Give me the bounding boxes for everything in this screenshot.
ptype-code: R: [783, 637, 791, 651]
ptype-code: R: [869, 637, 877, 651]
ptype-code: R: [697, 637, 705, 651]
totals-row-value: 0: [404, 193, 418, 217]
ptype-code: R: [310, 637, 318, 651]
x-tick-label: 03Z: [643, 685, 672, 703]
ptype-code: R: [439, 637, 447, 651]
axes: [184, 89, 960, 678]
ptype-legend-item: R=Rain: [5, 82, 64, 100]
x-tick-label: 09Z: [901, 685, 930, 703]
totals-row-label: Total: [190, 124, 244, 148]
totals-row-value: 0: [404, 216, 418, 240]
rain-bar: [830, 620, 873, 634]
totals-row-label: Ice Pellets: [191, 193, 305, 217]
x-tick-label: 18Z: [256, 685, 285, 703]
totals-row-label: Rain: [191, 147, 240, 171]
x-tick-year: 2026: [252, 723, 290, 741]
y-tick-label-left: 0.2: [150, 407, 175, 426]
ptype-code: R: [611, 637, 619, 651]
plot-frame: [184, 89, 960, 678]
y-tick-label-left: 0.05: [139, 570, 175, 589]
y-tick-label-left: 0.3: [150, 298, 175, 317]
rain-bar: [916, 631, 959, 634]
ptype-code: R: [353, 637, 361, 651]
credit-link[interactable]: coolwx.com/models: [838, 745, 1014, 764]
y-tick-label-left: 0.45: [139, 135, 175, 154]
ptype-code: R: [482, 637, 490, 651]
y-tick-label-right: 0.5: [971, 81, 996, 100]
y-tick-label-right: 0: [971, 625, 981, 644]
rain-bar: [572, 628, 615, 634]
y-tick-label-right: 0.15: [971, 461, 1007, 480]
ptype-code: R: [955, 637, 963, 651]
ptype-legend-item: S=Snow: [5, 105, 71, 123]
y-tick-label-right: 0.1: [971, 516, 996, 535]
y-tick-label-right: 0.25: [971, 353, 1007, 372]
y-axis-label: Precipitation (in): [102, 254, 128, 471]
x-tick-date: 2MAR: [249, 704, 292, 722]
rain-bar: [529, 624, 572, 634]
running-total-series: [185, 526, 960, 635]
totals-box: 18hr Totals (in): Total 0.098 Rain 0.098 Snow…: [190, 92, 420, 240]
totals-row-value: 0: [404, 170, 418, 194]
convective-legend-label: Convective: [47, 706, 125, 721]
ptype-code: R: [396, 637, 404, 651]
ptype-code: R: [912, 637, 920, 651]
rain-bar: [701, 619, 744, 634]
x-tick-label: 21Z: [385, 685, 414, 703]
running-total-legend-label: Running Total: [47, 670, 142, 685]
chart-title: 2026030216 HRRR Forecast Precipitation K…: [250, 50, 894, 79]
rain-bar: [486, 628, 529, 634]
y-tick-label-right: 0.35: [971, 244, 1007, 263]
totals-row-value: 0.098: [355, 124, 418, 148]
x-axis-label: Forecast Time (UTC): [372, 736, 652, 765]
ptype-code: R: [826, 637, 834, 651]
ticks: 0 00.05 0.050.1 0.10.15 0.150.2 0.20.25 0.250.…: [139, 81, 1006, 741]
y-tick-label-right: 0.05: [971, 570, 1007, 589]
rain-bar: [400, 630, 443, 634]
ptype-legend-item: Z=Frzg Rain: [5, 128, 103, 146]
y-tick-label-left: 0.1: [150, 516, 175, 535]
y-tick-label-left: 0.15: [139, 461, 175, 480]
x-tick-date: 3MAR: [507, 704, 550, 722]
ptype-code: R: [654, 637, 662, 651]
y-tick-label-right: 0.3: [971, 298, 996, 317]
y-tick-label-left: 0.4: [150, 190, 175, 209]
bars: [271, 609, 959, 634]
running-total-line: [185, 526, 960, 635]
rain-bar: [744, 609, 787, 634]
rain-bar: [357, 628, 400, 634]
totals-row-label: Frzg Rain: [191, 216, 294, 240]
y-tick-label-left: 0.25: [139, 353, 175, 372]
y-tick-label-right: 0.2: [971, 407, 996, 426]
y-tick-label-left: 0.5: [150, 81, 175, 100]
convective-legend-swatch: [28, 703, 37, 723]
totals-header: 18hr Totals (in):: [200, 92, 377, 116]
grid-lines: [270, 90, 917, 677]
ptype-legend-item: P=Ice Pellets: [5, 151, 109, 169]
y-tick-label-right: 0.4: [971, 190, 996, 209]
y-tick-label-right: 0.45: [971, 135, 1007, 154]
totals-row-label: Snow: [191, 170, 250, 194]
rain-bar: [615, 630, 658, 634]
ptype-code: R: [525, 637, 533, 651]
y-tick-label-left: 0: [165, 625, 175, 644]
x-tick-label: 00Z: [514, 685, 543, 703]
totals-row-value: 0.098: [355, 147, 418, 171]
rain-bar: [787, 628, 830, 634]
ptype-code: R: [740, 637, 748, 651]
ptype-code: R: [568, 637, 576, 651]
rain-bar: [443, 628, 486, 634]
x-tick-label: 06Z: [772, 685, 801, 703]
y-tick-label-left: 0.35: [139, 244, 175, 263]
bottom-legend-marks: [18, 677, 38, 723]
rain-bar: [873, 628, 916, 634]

● ● ● ●

• Instructions for the task: Reproduce every one of the rows above without changing a single character.

• Task response:
Give me the bounding boxes for everything in this screenshot.
ptype-code: R: [783, 637, 791, 651]
ptype-code: R: [869, 637, 877, 651]
ptype-code: R: [697, 637, 705, 651]
totals-row-value: 0: [404, 193, 418, 217]
ptype-code: R: [310, 637, 318, 651]
x-tick-label: 03Z: [643, 685, 672, 703]
ptype-code: R: [439, 637, 447, 651]
axes: [184, 89, 960, 678]
ptype-legend-item: R=Rain: [5, 82, 64, 100]
x-tick-label: 09Z: [901, 685, 930, 703]
totals-row-label: Total: [190, 124, 244, 148]
totals-row-value: 0: [404, 216, 418, 240]
rain-bar: [830, 620, 873, 634]
totals-row-label: Ice Pellets: [191, 193, 305, 217]
x-tick-label: 18Z: [256, 685, 285, 703]
totals-row-label: Rain: [191, 147, 240, 171]
x-tick-year: 2026: [252, 723, 290, 741]
y-tick-label-left: 0.2: [150, 407, 175, 426]
ptype-code: R: [611, 637, 619, 651]
plot-frame: [184, 89, 960, 678]
y-tick-label-left: 0.05: [139, 570, 175, 589]
y-tick-label-left: 0.3: [150, 298, 175, 317]
rain-bar: [916, 631, 959, 634]
ptype-code: R: [353, 637, 361, 651]
credit-link[interactable]: coolwx.com/models: [838, 745, 1014, 764]
y-tick-label-left: 0.45: [139, 135, 175, 154]
ptype-code: R: [482, 637, 490, 651]
y-tick-label-right: 0.5: [971, 81, 996, 100]
y-tick-label-right: 0: [971, 625, 981, 644]
rain-bar: [572, 628, 615, 634]
y-tick-label-right: 0.15: [971, 461, 1007, 480]
ptype-code: R: [955, 637, 963, 651]
ptype-legend-item: S=Snow: [5, 105, 71, 123]
y-tick-label-right: 0.1: [971, 516, 996, 535]
y-tick-label-right: 0.25: [971, 353, 1007, 372]
y-axis-label: Precipitation (in): [102, 254, 128, 471]
x-tick-date: 2MAR: [249, 704, 292, 722]
rain-bar: [529, 624, 572, 634]
running-total-series: [185, 526, 960, 635]
totals-box: 18hr Totals (in): Total 0.098 Rain 0.098 Snow…: [190, 92, 420, 240]
totals-row-value: 0: [404, 170, 418, 194]
convective-legend-label: Convective: [47, 706, 125, 721]
ptype-code: R: [396, 637, 404, 651]
ptype-code: R: [912, 637, 920, 651]
rain-bar: [701, 619, 744, 634]
x-tick-label: 21Z: [385, 685, 414, 703]
running-total-legend-label: Running Total: [47, 670, 142, 685]
chart-title: 2026030216 HRRR Forecast Precipitation K…: [250, 50, 894, 79]
rain-bar: [486, 628, 529, 634]
y-tick-label-right: 0.35: [971, 244, 1007, 263]
totals-row-value: 0.098: [355, 124, 418, 148]
x-axis-label: Forecast Time (UTC): [372, 736, 652, 765]
ptype-code: R: [826, 637, 834, 651]
ticks: 0 00.05 0.050.1 0.10.15 0.150.2 0.20.25 0.250.…: [139, 81, 1006, 741]
y-tick-label-right: 0.05: [971, 570, 1007, 589]
rain-bar: [400, 630, 443, 634]
ptype-legend-item: Z=Frzg Rain: [5, 128, 103, 146]
y-tick-label-left: 0.1: [150, 516, 175, 535]
y-tick-label-left: 0.15: [139, 461, 175, 480]
x-tick-date: 3MAR: [507, 704, 550, 722]
ptype-code: R: [654, 637, 662, 651]
y-tick-label-right: 0.3: [971, 298, 996, 317]
y-tick-label-left: 0.4: [150, 190, 175, 209]
bars: [271, 609, 959, 634]
running-total-line: [185, 526, 960, 635]
rain-bar: [744, 609, 787, 634]
rain-bar: [357, 628, 400, 634]
totals-row-label: Frzg Rain: [191, 216, 294, 240]
y-tick-label-left: 0.25: [139, 353, 175, 372]
y-tick-label-right: 0.2: [971, 407, 996, 426]
y-tick-label-left: 0.5: [150, 81, 175, 100]
convective-legend-swatch: [28, 703, 37, 723]
totals-header: 18hr Totals (in):: [200, 92, 377, 116]
grid-lines: [270, 90, 917, 677]
ptype-legend-item: P=Ice Pellets: [5, 151, 109, 169]
y-tick-label-right: 0.4: [971, 190, 996, 209]
y-tick-label-right: 0.45: [971, 135, 1007, 154]
totals-row-label: Snow: [191, 170, 250, 194]
rain-bar: [615, 630, 658, 634]
ptype-code: R: [525, 637, 533, 651]
y-tick-label-left: 0: [165, 625, 175, 644]
x-tick-label: 00Z: [514, 685, 543, 703]
totals-row-value: 0.098: [355, 147, 418, 171]
rain-bar: [787, 628, 830, 634]
ptype-code: R: [740, 637, 748, 651]
ptype-code: R: [568, 637, 576, 651]
rain-bar: [443, 628, 486, 634]
x-tick-label: 06Z: [772, 685, 801, 703]
y-tick-label-left: 0.35: [139, 244, 175, 263]
bottom-legend-marks: [18, 677, 38, 723]
rain-bar: [873, 628, 916, 634]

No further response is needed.